List all lines of the data containing the word "subtitle".
——
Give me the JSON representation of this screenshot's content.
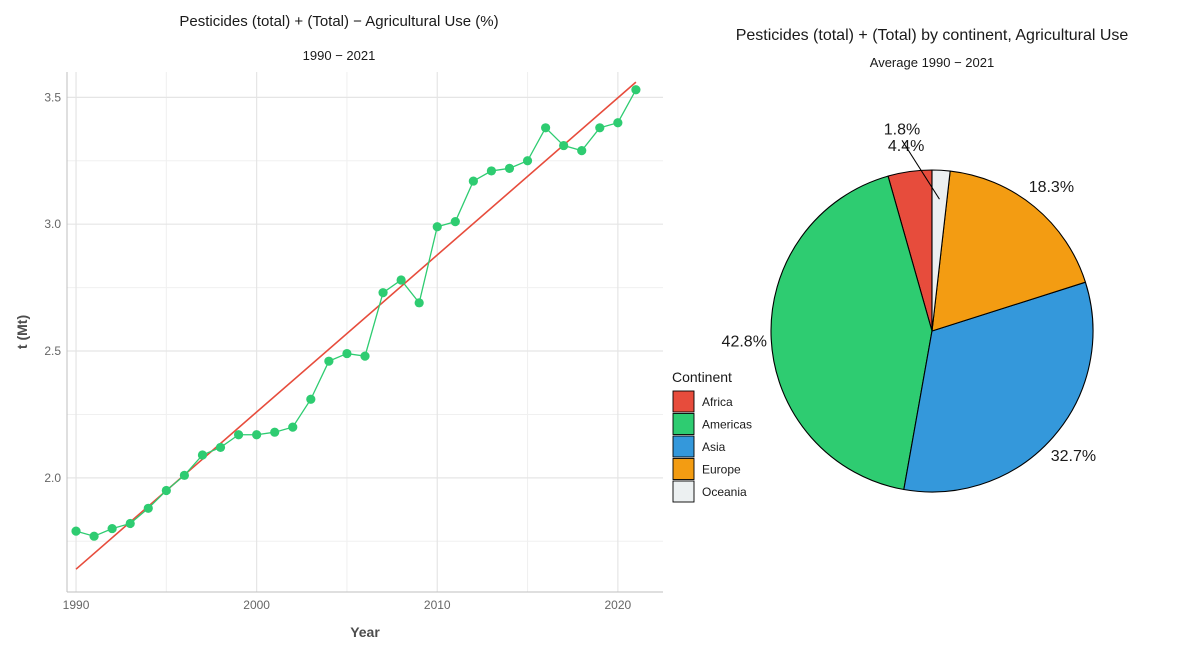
{
  "chart_data": [
    {
      "type": "line",
      "title": "Pesticides (total) + (Total) − Agricultural Use (%)",
      "subtitle": "1990 − 2021",
      "xlabel": "Year",
      "ylabel": "t (Mt)",
      "xlim": [
        1989.5,
        2022.5
      ],
      "ylim": [
        1.55,
        3.6
      ],
      "x_ticks": [
        1990,
        2000,
        2010,
        2020
      ],
      "y_ticks": [
        2.0,
        2.5,
        3.0,
        3.5
      ],
      "y_tick_labels": [
        "2.0",
        "2.5",
        "3.0",
        "3.5"
      ],
      "grid": true,
      "colors": {
        "series": "#2ecc71",
        "trend": "#e74c3c",
        "grid": "#e5e5e5",
        "axis": "#bfbfbf"
      },
      "x": [
        1990,
        1991,
        1992,
        1993,
        1994,
        1995,
        1996,
        1997,
        1998,
        1999,
        2000,
        2001,
        2002,
        2003,
        2004,
        2005,
        2006,
        2007,
        2008,
        2009,
        2010,
        2011,
        2012,
        2013,
        2014,
        2015,
        2016,
        2017,
        2018,
        2019,
        2020,
        2021
      ],
      "y": [
        1.79,
        1.77,
        1.8,
        1.82,
        1.88,
        1.95,
        2.01,
        2.09,
        2.12,
        2.17,
        2.17,
        2.18,
        2.2,
        2.31,
        2.46,
        2.49,
        2.48,
        2.73,
        2.78,
        2.69,
        2.99,
        3.01,
        3.17,
        3.21,
        3.22,
        3.25,
        3.38,
        3.31,
        3.29,
        3.38,
        3.4,
        3.53
      ],
      "trend": {
        "x": [
          1990,
          2021
        ],
        "y": [
          1.64,
          3.56
        ]
      }
    },
    {
      "type": "pie",
      "title": "Pesticides (total) + (Total) by continent, Agricultural Use",
      "subtitle": "Average 1990 − 2021",
      "legend_title": "Continent",
      "legend_position": "left",
      "labels": [
        "Africa",
        "Americas",
        "Asia",
        "Europe",
        "Oceania"
      ],
      "values": [
        4.4,
        42.8,
        32.7,
        18.3,
        1.8
      ],
      "value_labels": [
        "4.4%",
        "42.8%",
        "32.7%",
        "18.3%",
        "1.8%"
      ],
      "colors": [
        "#e74c3c",
        "#2ecc71",
        "#3498db",
        "#f39c12",
        "#ecf0f1"
      ],
      "direction": "counterclockwise",
      "start": "top"
    }
  ]
}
——
§ Expected answer
      "subtitle": "1990 − 2021",
      "subtitle": "Average 1990 − 2021",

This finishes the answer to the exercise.